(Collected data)
* BEGIN *
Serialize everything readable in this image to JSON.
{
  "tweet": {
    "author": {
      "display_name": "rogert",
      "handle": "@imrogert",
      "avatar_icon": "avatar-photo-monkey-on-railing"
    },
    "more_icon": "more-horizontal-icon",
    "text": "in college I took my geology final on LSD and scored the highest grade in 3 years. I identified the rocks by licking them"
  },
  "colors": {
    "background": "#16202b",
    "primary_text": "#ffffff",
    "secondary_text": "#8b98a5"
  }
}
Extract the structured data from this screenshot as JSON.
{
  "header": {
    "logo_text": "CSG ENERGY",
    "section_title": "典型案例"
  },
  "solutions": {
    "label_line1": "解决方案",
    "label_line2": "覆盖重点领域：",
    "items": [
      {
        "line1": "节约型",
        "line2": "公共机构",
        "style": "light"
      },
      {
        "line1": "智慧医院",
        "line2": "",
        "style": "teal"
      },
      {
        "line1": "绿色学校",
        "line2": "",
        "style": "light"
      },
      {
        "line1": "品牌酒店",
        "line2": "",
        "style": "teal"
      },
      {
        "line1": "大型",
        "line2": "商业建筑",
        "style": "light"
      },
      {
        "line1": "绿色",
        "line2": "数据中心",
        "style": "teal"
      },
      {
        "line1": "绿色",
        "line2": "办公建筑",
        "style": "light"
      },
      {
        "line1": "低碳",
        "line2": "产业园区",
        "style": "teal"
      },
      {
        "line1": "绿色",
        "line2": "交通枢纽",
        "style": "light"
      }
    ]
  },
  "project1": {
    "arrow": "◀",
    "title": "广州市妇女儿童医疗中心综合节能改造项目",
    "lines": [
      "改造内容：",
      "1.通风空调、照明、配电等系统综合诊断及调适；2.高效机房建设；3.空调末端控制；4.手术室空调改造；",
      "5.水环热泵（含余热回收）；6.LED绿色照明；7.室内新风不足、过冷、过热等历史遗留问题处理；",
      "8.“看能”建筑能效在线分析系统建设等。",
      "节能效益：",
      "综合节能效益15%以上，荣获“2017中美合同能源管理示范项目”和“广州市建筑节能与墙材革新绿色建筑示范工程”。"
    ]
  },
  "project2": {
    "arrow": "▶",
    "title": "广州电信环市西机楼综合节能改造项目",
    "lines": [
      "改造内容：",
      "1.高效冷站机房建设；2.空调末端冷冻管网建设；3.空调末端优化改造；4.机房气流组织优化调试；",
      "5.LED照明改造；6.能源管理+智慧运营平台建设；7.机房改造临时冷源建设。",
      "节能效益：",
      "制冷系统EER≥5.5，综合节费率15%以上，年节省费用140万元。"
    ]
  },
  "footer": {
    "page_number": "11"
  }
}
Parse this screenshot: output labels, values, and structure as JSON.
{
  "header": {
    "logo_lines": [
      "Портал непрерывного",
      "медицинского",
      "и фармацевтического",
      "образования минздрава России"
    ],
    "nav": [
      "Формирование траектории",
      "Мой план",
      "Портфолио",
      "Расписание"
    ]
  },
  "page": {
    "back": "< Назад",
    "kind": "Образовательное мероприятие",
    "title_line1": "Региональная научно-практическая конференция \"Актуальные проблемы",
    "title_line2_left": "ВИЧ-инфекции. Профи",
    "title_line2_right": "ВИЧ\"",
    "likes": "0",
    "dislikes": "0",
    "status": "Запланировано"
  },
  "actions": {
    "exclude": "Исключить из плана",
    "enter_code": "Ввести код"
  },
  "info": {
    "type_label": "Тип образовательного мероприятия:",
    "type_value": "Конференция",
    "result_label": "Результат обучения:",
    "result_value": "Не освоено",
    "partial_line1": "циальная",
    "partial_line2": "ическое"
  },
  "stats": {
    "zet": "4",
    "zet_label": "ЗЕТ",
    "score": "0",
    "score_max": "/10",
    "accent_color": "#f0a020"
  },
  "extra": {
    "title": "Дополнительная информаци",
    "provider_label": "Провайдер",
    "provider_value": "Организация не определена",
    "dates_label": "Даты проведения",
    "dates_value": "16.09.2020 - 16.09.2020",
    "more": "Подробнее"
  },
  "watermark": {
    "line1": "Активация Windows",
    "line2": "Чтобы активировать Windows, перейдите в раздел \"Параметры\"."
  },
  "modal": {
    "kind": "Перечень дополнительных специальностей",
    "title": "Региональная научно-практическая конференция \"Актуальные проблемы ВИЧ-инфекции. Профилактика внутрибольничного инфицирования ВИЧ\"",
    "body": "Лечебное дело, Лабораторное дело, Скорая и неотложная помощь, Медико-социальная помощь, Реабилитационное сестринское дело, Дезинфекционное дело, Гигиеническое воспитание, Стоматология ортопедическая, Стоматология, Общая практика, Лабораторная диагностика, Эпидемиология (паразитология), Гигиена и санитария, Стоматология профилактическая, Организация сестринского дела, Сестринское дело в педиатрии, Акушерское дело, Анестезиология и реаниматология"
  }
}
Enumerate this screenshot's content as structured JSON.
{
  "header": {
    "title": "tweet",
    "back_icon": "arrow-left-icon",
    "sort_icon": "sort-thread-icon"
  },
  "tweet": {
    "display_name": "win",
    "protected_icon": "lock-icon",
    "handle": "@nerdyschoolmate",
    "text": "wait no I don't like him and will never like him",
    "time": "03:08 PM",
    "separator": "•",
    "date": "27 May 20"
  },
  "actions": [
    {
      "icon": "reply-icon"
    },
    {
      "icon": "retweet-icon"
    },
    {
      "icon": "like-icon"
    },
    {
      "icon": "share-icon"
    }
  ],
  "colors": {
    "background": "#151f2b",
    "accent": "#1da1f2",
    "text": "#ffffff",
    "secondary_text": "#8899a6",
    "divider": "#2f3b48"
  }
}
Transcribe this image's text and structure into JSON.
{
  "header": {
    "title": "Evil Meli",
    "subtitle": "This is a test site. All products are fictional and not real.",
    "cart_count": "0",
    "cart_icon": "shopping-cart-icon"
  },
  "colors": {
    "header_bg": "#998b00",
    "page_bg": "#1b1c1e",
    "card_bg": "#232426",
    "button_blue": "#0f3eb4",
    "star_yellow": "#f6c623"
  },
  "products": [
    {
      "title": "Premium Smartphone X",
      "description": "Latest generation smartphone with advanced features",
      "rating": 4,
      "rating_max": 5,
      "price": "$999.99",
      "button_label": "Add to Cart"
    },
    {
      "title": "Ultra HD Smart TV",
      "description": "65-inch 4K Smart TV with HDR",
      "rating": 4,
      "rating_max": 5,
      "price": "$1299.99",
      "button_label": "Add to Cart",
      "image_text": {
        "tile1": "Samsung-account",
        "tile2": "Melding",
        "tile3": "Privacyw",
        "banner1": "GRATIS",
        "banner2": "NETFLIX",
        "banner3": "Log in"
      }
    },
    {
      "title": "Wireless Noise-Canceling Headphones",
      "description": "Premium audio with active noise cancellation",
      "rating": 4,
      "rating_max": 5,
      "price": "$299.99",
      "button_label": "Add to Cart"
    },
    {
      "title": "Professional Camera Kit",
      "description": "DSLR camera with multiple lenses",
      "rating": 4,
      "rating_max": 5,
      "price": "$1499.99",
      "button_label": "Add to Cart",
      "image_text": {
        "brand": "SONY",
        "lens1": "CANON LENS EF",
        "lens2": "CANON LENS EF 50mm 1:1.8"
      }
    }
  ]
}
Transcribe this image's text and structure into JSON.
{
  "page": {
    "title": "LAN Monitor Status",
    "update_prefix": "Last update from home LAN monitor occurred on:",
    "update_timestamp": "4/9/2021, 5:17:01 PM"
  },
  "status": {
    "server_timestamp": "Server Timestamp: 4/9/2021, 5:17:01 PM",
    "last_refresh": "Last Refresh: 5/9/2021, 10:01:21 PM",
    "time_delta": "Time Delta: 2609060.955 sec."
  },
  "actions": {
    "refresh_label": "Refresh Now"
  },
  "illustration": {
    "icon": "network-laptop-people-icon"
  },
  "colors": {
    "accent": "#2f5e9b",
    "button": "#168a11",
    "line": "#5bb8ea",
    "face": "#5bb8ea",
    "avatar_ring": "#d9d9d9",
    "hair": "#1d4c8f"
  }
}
* END *
Written task: Check each line of the data above for the string "background" and report only how many lines have it.

Task response: 2